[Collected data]
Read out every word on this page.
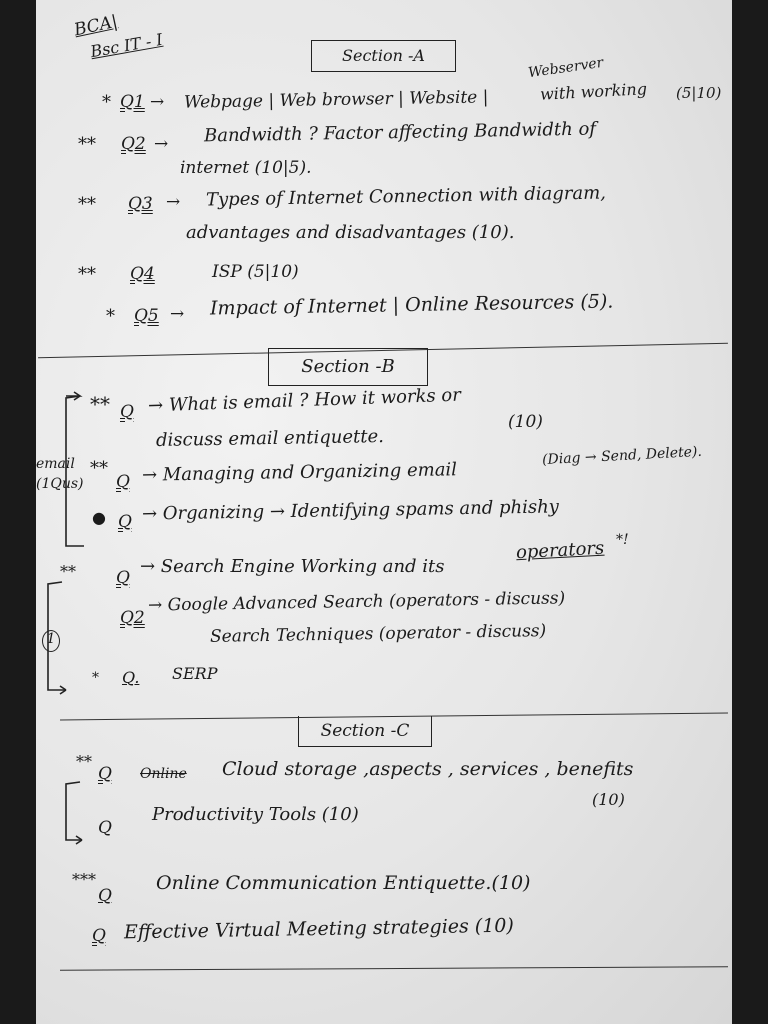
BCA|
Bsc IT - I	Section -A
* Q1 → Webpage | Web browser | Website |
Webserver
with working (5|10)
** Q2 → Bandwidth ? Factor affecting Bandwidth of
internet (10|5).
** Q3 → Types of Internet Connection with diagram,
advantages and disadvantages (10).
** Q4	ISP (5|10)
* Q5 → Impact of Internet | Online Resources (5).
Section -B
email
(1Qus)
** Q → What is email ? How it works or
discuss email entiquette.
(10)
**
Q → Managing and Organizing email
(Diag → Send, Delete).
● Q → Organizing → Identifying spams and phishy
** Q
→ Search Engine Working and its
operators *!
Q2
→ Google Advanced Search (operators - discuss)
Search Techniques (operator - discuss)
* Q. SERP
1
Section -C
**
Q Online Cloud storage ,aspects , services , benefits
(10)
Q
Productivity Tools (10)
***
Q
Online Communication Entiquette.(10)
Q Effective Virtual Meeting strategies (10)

Your goal: Without the pictures, output the full listing exactly as it stands.

Result for this task:
Read out every word on this page.
BCA|
Bsc IT - I	Section -A
* Q1 → Webpage | Web browser | Website |
Webserver
with working (5|10)
** Q2 → Bandwidth ? Factor affecting Bandwidth of
internet (10|5).
** Q3 → Types of Internet Connection with diagram,
advantages and disadvantages (10).
** Q4	ISP (5|10)
* Q5 → Impact of Internet | Online Resources (5).
Section -B
email
(1Qus)
** Q → What is email ? How it works or
discuss email entiquette.
(10)
**
Q → Managing and Organizing email
(Diag → Send, Delete).
● Q → Organizing → Identifying spams and phishy
** Q
→ Search Engine Working and its
operators *!
Q2
→ Google Advanced Search (operators - discuss)
Search Techniques (operator - discuss)
* Q. SERP
1
Section -C
**
Q Online Cloud storage ,aspects , services , benefits
(10)
Q
Productivity Tools (10)
***
Q
Online Communication Entiquette.(10)
Q Effective Virtual Meeting strategies (10)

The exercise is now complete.